◆ Records shown:

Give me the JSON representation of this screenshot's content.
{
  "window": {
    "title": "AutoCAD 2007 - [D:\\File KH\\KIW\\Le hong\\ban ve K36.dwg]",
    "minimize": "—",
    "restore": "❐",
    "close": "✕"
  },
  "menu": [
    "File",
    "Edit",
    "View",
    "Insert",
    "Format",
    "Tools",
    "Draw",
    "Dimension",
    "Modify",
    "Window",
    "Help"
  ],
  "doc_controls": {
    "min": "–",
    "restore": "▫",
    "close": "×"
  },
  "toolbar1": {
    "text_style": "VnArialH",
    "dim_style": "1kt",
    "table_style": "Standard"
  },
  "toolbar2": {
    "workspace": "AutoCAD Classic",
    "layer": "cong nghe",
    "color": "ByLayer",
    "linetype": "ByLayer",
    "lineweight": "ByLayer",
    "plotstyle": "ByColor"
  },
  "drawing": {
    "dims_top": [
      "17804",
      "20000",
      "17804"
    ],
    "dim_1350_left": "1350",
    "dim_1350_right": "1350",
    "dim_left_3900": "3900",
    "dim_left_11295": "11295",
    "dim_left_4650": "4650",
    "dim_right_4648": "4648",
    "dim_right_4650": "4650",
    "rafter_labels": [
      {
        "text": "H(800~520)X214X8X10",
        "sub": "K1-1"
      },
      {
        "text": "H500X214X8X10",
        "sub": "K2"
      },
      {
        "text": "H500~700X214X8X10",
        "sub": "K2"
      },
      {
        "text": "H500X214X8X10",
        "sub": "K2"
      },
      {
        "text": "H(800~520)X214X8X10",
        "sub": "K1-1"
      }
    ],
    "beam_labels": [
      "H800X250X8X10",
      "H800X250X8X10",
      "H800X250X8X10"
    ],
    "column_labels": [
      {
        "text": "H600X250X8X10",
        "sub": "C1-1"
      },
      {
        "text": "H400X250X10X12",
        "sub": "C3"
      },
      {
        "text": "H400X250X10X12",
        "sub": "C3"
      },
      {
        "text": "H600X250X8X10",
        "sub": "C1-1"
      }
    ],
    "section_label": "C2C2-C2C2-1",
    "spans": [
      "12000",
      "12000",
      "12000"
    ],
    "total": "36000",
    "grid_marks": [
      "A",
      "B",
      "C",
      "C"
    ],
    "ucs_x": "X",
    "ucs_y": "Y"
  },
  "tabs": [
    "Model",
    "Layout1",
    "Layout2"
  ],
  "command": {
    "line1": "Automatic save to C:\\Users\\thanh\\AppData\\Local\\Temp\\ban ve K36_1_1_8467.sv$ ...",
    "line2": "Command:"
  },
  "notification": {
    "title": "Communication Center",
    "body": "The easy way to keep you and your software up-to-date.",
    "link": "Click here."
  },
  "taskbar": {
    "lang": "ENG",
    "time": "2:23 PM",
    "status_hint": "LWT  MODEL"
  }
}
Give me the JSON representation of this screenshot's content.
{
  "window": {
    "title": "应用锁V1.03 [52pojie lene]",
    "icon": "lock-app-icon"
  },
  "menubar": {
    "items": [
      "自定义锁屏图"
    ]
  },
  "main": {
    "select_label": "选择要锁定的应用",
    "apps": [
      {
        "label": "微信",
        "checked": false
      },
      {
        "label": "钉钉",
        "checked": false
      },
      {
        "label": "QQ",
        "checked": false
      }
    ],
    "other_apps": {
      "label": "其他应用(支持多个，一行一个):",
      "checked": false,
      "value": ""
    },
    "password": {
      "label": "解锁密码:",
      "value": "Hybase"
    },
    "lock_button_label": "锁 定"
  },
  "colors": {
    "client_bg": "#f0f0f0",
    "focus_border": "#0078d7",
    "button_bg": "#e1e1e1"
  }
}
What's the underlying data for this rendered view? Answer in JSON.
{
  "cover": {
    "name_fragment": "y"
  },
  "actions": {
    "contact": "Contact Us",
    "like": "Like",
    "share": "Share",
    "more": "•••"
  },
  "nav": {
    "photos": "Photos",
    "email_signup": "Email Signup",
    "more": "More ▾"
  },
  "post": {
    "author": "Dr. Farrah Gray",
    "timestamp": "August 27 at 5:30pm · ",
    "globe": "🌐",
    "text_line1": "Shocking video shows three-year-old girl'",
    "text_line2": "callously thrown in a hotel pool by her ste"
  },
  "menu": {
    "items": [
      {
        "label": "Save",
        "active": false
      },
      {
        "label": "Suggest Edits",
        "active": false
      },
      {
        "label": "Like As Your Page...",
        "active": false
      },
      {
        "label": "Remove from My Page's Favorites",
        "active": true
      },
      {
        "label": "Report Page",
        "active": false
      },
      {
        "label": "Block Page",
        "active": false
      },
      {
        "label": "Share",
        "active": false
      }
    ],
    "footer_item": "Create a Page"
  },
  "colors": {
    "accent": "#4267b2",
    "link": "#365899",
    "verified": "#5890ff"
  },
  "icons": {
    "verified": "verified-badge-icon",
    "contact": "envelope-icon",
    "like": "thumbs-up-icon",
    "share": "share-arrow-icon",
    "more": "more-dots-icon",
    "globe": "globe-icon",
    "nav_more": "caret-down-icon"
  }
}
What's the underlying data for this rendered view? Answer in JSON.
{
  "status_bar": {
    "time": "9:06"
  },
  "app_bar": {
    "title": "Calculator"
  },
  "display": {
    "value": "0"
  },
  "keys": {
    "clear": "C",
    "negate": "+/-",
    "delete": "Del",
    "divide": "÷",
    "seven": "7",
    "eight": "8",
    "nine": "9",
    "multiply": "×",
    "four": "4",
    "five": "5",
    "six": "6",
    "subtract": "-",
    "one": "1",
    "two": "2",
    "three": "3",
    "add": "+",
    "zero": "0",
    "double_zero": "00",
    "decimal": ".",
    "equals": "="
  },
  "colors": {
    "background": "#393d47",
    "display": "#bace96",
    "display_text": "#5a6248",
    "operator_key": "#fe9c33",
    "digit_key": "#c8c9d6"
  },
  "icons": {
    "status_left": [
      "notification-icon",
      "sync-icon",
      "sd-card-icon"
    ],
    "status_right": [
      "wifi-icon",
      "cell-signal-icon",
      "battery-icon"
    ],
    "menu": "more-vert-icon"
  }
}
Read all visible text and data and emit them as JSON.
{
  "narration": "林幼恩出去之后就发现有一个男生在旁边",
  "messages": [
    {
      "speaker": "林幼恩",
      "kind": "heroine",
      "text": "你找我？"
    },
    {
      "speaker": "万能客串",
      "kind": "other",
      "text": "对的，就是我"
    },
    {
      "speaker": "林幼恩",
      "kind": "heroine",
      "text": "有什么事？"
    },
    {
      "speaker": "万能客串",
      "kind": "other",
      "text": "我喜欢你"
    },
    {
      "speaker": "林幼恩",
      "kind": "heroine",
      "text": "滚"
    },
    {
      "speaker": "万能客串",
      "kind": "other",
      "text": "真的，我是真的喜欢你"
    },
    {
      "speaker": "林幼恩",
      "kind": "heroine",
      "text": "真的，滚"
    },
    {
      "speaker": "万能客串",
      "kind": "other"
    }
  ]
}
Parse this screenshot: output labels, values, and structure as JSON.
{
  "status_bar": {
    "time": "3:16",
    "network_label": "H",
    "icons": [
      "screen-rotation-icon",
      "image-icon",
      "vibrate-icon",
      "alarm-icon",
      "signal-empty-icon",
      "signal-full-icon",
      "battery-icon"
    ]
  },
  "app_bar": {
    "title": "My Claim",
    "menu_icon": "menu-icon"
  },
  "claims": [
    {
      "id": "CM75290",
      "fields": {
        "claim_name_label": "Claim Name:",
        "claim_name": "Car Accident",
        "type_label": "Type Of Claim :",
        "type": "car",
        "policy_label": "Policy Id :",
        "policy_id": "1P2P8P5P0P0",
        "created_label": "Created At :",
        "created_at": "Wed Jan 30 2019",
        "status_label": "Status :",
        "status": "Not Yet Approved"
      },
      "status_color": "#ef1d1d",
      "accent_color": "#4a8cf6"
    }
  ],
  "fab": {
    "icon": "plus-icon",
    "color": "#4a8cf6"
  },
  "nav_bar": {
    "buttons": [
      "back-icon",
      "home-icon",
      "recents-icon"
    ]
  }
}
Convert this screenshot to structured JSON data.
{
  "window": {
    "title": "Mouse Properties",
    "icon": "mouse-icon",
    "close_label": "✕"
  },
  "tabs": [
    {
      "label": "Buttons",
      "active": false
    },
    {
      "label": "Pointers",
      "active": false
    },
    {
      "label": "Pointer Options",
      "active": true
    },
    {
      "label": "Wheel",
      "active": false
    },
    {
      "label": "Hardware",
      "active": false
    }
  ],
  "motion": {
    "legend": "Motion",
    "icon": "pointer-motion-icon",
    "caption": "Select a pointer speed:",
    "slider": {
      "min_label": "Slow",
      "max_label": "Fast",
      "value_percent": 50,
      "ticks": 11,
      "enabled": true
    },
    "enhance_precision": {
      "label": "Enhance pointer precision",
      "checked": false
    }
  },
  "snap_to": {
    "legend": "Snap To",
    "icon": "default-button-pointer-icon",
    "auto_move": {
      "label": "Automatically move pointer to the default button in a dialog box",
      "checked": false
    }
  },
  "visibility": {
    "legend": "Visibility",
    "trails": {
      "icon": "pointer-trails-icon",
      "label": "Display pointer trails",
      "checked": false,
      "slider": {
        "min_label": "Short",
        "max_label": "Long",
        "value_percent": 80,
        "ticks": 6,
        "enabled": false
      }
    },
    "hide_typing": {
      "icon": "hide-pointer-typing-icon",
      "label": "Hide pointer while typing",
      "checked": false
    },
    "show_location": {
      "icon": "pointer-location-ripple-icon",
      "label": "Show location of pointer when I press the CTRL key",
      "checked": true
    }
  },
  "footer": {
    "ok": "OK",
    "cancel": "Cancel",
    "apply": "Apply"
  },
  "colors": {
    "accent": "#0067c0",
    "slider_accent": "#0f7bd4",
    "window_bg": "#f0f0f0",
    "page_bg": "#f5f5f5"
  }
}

◆ Aim:
Copy each line that holds the word "true".

◆ Reply to the task:
        "active": true
      "active": true
      "enabled": true
      "checked": true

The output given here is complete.